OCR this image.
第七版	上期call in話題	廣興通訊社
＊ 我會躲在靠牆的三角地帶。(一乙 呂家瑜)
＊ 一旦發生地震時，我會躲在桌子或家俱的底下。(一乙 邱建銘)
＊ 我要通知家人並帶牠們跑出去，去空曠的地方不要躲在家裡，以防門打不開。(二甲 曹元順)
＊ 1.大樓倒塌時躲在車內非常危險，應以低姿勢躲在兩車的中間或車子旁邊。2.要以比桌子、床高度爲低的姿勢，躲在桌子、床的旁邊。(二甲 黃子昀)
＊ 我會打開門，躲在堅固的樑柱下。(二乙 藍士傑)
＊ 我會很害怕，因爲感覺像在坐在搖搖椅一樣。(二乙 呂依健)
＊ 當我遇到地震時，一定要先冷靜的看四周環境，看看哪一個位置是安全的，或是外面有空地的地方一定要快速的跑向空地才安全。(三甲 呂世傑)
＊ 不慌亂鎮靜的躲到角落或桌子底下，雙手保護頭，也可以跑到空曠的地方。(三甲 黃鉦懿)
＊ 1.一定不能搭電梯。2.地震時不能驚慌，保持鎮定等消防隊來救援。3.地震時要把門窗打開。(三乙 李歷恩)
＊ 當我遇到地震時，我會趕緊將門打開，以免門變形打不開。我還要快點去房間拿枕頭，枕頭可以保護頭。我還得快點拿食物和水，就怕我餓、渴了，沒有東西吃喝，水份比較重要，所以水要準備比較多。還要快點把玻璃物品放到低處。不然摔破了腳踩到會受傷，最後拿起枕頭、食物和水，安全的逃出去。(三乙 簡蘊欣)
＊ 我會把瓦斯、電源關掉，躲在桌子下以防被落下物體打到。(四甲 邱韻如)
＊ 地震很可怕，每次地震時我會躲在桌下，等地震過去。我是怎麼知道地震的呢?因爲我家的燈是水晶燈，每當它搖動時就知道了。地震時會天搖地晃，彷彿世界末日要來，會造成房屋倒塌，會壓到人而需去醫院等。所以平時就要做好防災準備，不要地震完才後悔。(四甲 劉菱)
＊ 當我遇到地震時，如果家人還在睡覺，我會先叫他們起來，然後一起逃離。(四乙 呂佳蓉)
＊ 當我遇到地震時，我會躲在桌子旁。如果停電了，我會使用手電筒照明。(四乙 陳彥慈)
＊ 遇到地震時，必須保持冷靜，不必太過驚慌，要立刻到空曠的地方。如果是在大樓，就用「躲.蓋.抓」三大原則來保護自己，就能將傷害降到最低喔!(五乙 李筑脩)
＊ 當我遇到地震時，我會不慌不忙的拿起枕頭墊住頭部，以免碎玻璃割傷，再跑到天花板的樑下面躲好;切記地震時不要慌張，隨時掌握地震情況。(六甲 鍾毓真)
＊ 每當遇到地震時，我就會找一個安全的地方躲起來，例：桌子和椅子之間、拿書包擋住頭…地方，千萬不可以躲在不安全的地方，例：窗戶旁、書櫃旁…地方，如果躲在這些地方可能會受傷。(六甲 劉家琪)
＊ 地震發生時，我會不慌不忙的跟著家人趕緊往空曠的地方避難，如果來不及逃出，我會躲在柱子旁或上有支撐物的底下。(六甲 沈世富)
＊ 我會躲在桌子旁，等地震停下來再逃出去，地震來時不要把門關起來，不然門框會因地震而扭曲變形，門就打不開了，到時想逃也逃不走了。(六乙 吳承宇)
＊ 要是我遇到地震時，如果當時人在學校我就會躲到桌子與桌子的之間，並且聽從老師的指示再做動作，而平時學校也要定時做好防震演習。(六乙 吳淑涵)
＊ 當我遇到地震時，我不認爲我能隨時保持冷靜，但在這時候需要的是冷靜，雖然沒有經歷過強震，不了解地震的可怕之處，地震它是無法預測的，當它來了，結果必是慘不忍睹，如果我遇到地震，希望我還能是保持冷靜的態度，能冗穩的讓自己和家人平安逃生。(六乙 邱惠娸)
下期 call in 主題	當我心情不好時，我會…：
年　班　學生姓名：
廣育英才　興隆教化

※ ※ ※

CHALLENGE: Extract, from the listing above, every line where the string "當我遇到地震時" occurs.

RESPONSE FOR THIS EXERCISE:
＊ 當我遇到地震時，一定要先冷靜的看四周環境，看看哪一個位置是安全的，或是外面有空地的地方一定要快速的跑向空地才安全。(三甲 呂世傑)
＊ 當我遇到地震時，我會趕緊將門打開，以免門變形打不開。我還要快點去房間拿枕頭，枕頭可以保護頭。我還得快點拿食物和水，就怕我餓、渴了，沒有東西吃喝，水份比較重要，所以水要準備比較多。還要快點把玻璃物品放到低處。不然摔破了腳踩到會受傷，最後拿起枕頭、食物和水，安全的逃出去。(三乙 簡蘊欣)
＊ 當我遇到地震時，如果家人還在睡覺，我會先叫他們起來，然後一起逃離。(四乙 呂佳蓉)
＊ 當我遇到地震時，我會躲在桌子旁。如果停電了，我會使用手電筒照明。(四乙 陳彥慈)
＊ 當我遇到地震時，我會不慌不忙的拿起枕頭墊住頭部，以免碎玻璃割傷，再跑到天花板的樑下面躲好;切記地震時不要慌張，隨時掌握地震情況。(六甲 鍾毓真)
＊ 當我遇到地震時，我不認爲我能隨時保持冷靜，但在這時候需要的是冷靜，雖然沒有經歷過強震，不了解地震的可怕之處，地震它是無法預測的，當它來了，結果必是慘不忍睹，如果我遇到地震，希望我還能是保持冷靜的態度，能冗穩的讓自己和家人平安逃生。(六乙 邱惠娸)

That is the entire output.